## Raw data
begin

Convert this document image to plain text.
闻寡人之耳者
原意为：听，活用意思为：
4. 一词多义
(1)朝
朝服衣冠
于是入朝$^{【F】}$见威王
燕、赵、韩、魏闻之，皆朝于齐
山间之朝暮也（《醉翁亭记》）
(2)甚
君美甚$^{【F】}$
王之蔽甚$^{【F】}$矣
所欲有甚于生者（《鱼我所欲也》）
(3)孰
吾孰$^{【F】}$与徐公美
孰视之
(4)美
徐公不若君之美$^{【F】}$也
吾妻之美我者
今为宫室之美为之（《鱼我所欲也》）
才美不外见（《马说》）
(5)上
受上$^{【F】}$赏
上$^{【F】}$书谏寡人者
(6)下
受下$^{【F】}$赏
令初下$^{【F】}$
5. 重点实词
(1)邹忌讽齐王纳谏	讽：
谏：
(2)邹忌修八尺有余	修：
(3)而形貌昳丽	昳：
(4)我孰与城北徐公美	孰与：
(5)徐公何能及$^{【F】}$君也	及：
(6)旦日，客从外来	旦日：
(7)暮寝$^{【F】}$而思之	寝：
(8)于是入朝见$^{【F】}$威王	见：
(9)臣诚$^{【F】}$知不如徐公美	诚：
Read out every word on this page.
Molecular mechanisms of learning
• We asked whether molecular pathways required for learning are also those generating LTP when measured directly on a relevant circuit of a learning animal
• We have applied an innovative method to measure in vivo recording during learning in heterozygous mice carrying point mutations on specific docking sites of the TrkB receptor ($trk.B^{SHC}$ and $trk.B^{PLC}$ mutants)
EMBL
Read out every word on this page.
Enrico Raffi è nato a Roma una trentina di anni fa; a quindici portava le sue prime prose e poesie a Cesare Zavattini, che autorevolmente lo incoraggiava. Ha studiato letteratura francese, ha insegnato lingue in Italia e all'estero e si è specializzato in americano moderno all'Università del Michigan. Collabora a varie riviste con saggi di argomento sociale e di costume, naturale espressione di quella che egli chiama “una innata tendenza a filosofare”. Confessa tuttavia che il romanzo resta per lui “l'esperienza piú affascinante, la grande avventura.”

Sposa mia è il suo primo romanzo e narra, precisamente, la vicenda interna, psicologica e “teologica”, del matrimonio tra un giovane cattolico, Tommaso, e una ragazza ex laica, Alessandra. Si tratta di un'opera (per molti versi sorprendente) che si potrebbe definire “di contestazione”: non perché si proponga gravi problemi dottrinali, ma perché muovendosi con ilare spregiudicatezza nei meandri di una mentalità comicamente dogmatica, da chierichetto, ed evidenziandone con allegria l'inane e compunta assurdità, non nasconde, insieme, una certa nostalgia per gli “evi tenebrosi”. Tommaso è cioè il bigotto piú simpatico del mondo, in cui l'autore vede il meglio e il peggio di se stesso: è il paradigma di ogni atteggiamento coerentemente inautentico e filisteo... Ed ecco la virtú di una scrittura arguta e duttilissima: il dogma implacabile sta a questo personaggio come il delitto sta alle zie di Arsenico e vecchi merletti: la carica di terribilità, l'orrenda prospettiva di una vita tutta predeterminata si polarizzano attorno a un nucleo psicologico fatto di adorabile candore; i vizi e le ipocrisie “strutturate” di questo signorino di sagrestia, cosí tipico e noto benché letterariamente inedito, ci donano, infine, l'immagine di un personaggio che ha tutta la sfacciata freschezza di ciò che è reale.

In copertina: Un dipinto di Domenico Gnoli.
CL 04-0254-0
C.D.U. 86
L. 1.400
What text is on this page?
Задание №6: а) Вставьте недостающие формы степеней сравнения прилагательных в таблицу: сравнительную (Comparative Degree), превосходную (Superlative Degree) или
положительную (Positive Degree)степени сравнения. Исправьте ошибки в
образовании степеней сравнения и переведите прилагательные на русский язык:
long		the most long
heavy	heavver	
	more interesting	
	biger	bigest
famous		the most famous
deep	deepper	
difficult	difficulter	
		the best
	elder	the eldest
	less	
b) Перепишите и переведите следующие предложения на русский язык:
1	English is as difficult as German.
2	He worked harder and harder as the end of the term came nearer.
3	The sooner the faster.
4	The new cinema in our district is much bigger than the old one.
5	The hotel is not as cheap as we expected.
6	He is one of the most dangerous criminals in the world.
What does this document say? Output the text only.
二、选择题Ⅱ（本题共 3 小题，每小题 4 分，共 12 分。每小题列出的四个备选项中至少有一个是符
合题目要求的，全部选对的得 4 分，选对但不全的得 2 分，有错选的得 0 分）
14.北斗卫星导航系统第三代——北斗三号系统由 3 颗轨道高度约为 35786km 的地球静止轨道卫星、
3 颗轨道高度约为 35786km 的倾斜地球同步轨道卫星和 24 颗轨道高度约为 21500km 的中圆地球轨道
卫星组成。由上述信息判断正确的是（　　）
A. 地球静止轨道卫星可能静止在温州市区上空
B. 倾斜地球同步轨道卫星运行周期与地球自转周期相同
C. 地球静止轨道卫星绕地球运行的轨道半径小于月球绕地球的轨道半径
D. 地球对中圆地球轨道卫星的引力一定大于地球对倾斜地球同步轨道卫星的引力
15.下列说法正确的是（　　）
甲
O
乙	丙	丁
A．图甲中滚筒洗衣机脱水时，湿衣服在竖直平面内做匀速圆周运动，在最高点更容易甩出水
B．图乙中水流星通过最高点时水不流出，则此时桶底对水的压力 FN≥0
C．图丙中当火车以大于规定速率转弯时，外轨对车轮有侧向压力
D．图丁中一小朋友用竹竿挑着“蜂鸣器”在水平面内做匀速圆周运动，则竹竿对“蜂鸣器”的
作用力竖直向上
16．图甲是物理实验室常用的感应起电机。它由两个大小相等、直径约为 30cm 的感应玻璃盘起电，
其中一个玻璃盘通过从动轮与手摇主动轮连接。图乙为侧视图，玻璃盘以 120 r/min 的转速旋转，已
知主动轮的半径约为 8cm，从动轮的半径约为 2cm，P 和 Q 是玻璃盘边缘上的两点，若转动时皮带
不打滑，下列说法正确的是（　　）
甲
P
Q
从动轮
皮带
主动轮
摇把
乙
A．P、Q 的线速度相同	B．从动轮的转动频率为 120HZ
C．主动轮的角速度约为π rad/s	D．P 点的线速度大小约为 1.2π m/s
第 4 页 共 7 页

end

## What you will do
Would you copy out each line exactly as written?

## Correct answer
Convert this document image to plain text.
闻寡人之耳者
原意为：听，活用意思为：
4. 一词多义
(1)朝
朝服衣冠
于是入朝$^{【F】}$见威王
燕、赵、韩、魏闻之，皆朝于齐
山间之朝暮也（《醉翁亭记》）
(2)甚
君美甚$^{【F】}$
王之蔽甚$^{【F】}$矣
所欲有甚于生者（《鱼我所欲也》）
(3)孰
吾孰$^{【F】}$与徐公美
孰视之
(4)美
徐公不若君之美$^{【F】}$也
吾妻之美我者
今为宫室之美为之（《鱼我所欲也》）
才美不外见（《马说》）
(5)上
受上$^{【F】}$赏
上$^{【F】}$书谏寡人者
(6)下
受下$^{【F】}$赏
令初下$^{【F】}$
5. 重点实词
(1)邹忌讽齐王纳谏	讽：
谏：
(2)邹忌修八尺有余	修：
(3)而形貌昳丽	昳：
(4)我孰与城北徐公美	孰与：
(5)徐公何能及$^{【F】}$君也	及：
(6)旦日，客从外来	旦日：
(7)暮寝$^{【F】}$而思之	寝：
(8)于是入朝见$^{【F】}$威王	见：
(9)臣诚$^{【F】}$知不如徐公美	诚：
Read out every word on this page.
Molecular mechanisms of learning
• We asked whether molecular pathways required for learning are also those generating LTP when measured directly on a relevant circuit of a learning animal
• We have applied an innovative method to measure in vivo recording during learning in heterozygous mice carrying point mutations on specific docking sites of the TrkB receptor ($trk.B^{SHC}$ and $trk.B^{PLC}$ mutants)
EMBL
Read out every word on this page.
Enrico Raffi è nato a Roma una trentina di anni fa; a quindici portava le sue prime prose e poesie a Cesare Zavattini, che autorevolmente lo incoraggiava. Ha studiato letteratura francese, ha insegnato lingue in Italia e all'estero e si è specializzato in americano moderno all'Università del Michigan. Collabora a varie riviste con saggi di argomento sociale e di costume, naturale espressione di quella che egli chiama “una innata tendenza a filosofare”. Confessa tuttavia che il romanzo resta per lui “l'esperienza piú affascinante, la grande avventura.”

Sposa mia è il suo primo romanzo e narra, precisamente, la vicenda interna, psicologica e “teologica”, del matrimonio tra un giovane cattolico, Tommaso, e una ragazza ex laica, Alessandra. Si tratta di un'opera (per molti versi sorprendente) che si potrebbe definire “di contestazione”: non perché si proponga gravi problemi dottrinali, ma perché muovendosi con ilare spregiudicatezza nei meandri di una mentalità comicamente dogmatica, da chierichetto, ed evidenziandone con allegria l'inane e compunta assurdità, non nasconde, insieme, una certa nostalgia per gli “evi tenebrosi”. Tommaso è cioè il bigotto piú simpatico del mondo, in cui l'autore vede il meglio e il peggio di se stesso: è il paradigma di ogni atteggiamento coerentemente inautentico e filisteo... Ed ecco la virtú di una scrittura arguta e duttilissima: il dogma implacabile sta a questo personaggio come il delitto sta alle zie di Arsenico e vecchi merletti: la carica di terribilità, l'orrenda prospettiva di una vita tutta predeterminata si polarizzano attorno a un nucleo psicologico fatto di adorabile candore; i vizi e le ipocrisie “strutturate” di questo signorino di sagrestia, cosí tipico e noto benché letterariamente inedito, ci donano, infine, l'immagine di un personaggio che ha tutta la sfacciata freschezza di ciò che è reale.

In copertina: Un dipinto di Domenico Gnoli.
CL 04-0254-0
C.D.U. 86
L. 1.400
What text is on this page?
Задание №6: а) Вставьте недостающие формы степеней сравнения прилагательных в таблицу: сравнительную (Comparative Degree), превосходную (Superlative Degree) или
положительную (Positive Degree)степени сравнения. Исправьте ошибки в
образовании степеней сравнения и переведите прилагательные на русский язык:
long		the most long
heavy	heavver	
	more interesting	
	biger	bigest
famous		the most famous
deep	deepper	
difficult	difficulter	
		the best
	elder	the eldest
	less	
b) Перепишите и переведите следующие предложения на русский язык:
1	English is as difficult as German.
2	He worked harder and harder as the end of the term came nearer.
3	The sooner the faster.
4	The new cinema in our district is much bigger than the old one.
5	The hotel is not as cheap as we expected.
6	He is one of the most dangerous criminals in the world.
What does this document say? Output the text only.
二、选择题Ⅱ（本题共 3 小题，每小题 4 分，共 12 分。每小题列出的四个备选项中至少有一个是符
合题目要求的，全部选对的得 4 分，选对但不全的得 2 分，有错选的得 0 分）
14.北斗卫星导航系统第三代——北斗三号系统由 3 颗轨道高度约为 35786km 的地球静止轨道卫星、
3 颗轨道高度约为 35786km 的倾斜地球同步轨道卫星和 24 颗轨道高度约为 21500km 的中圆地球轨道
卫星组成。由上述信息判断正确的是（　　）
A. 地球静止轨道卫星可能静止在温州市区上空
B. 倾斜地球同步轨道卫星运行周期与地球自转周期相同
C. 地球静止轨道卫星绕地球运行的轨道半径小于月球绕地球的轨道半径
D. 地球对中圆地球轨道卫星的引力一定大于地球对倾斜地球同步轨道卫星的引力
15.下列说法正确的是（　　）
甲
O
乙	丙	丁
A．图甲中滚筒洗衣机脱水时，湿衣服在竖直平面内做匀速圆周运动，在最高点更容易甩出水
B．图乙中水流星通过最高点时水不流出，则此时桶底对水的压力 FN≥0
C．图丙中当火车以大于规定速率转弯时，外轨对车轮有侧向压力
D．图丁中一小朋友用竹竿挑着“蜂鸣器”在水平面内做匀速圆周运动，则竹竿对“蜂鸣器”的
作用力竖直向上
16．图甲是物理实验室常用的感应起电机。它由两个大小相等、直径约为 30cm 的感应玻璃盘起电，
其中一个玻璃盘通过从动轮与手摇主动轮连接。图乙为侧视图，玻璃盘以 120 r/min 的转速旋转，已
知主动轮的半径约为 8cm，从动轮的半径约为 2cm，P 和 Q 是玻璃盘边缘上的两点，若转动时皮带
不打滑，下列说法正确的是（　　）
甲
P
Q
从动轮
皮带
主动轮
摇把
乙
A．P、Q 的线速度相同	B．从动轮的转动频率为 120HZ
C．主动轮的角速度约为π rad/s	D．P 点的线速度大小约为 1.2π m/s
第 4 页 共 7 页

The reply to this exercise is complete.